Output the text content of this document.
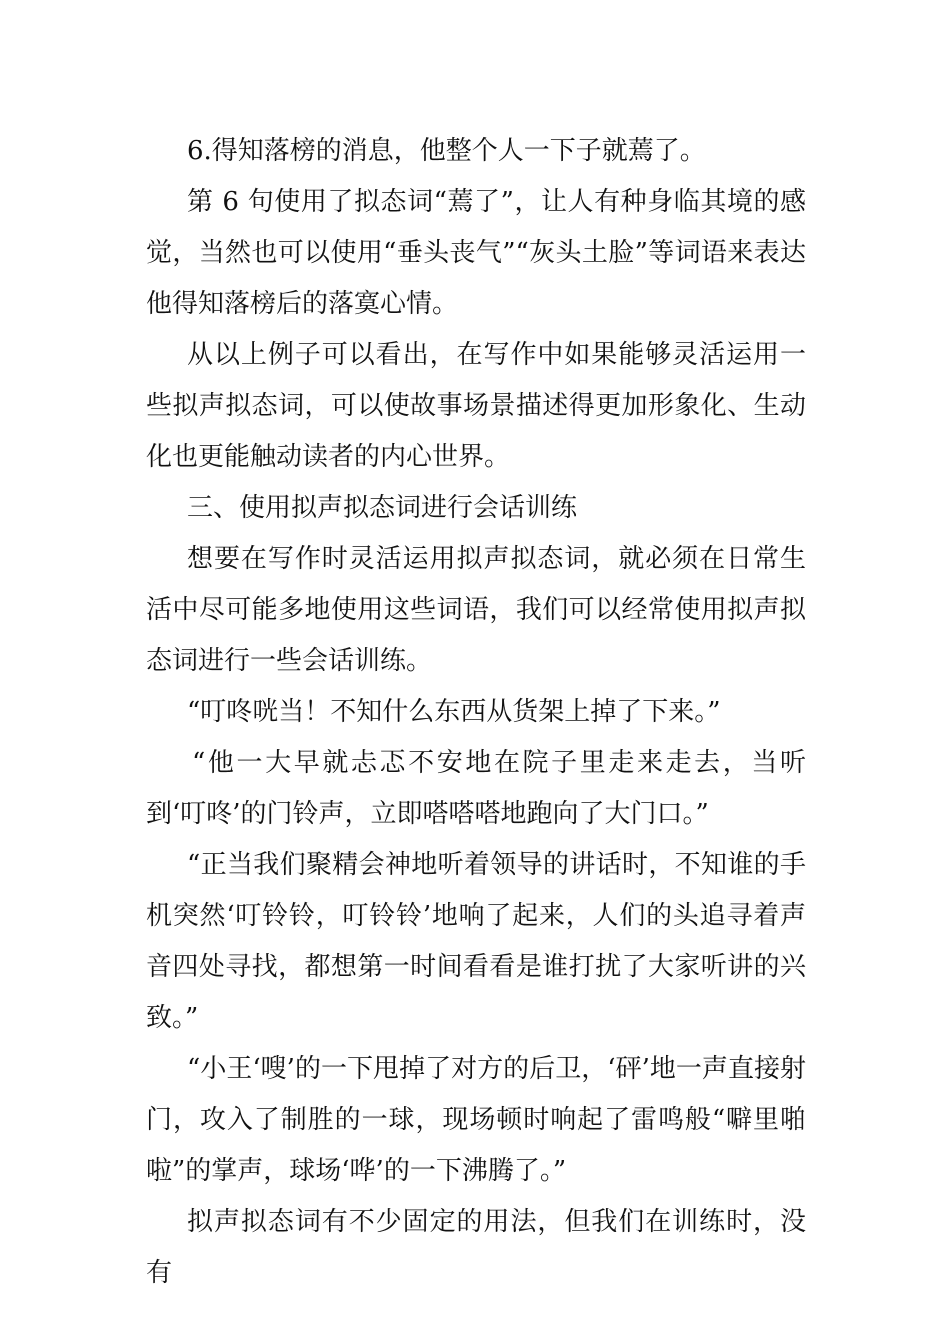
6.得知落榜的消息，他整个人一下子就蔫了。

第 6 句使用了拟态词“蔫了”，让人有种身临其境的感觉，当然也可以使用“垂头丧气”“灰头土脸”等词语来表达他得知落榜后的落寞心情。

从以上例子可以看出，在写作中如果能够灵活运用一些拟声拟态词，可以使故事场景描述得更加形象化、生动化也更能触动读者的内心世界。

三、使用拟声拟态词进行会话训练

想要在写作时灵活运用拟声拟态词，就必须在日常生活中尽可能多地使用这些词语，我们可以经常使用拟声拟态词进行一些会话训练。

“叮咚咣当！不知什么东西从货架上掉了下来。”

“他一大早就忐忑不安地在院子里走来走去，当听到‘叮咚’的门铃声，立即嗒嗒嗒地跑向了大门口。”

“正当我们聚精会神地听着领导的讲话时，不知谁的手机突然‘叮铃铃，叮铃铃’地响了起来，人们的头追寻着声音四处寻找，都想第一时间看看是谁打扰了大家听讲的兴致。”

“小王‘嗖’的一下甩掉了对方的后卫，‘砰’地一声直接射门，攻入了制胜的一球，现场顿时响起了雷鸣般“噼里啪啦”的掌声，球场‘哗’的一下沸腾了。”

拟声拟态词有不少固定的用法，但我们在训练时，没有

⁂

# Given instruction
Transcribe the records above verbatim. Do not carry over any picture.

# Task answer
Output the text content of this document.
6.得知落榜的消息，他整个人一下子就蔫了。

第 6 句使用了拟态词“蔫了”，让人有种身临其境的感觉，当然也可以使用“垂头丧气”“灰头土脸”等词语来表达他得知落榜后的落寞心情。

从以上例子可以看出，在写作中如果能够灵活运用一些拟声拟态词，可以使故事场景描述得更加形象化、生动化也更能触动读者的内心世界。

三、使用拟声拟态词进行会话训练

想要在写作时灵活运用拟声拟态词，就必须在日常生活中尽可能多地使用这些词语，我们可以经常使用拟声拟态词进行一些会话训练。

“叮咚咣当！不知什么东西从货架上掉了下来。”

“他一大早就忐忑不安地在院子里走来走去，当听到‘叮咚’的门铃声，立即嗒嗒嗒地跑向了大门口。”

“正当我们聚精会神地听着领导的讲话时，不知谁的手机突然‘叮铃铃，叮铃铃’地响了起来，人们的头追寻着声音四处寻找，都想第一时间看看是谁打扰了大家听讲的兴致。”

“小王‘嗖’的一下甩掉了对方的后卫，‘砰’地一声直接射门，攻入了制胜的一球，现场顿时响起了雷鸣般“噼里啪啦”的掌声，球场‘哗’的一下沸腾了。”

拟声拟态词有不少固定的用法，但我们在训练时，没有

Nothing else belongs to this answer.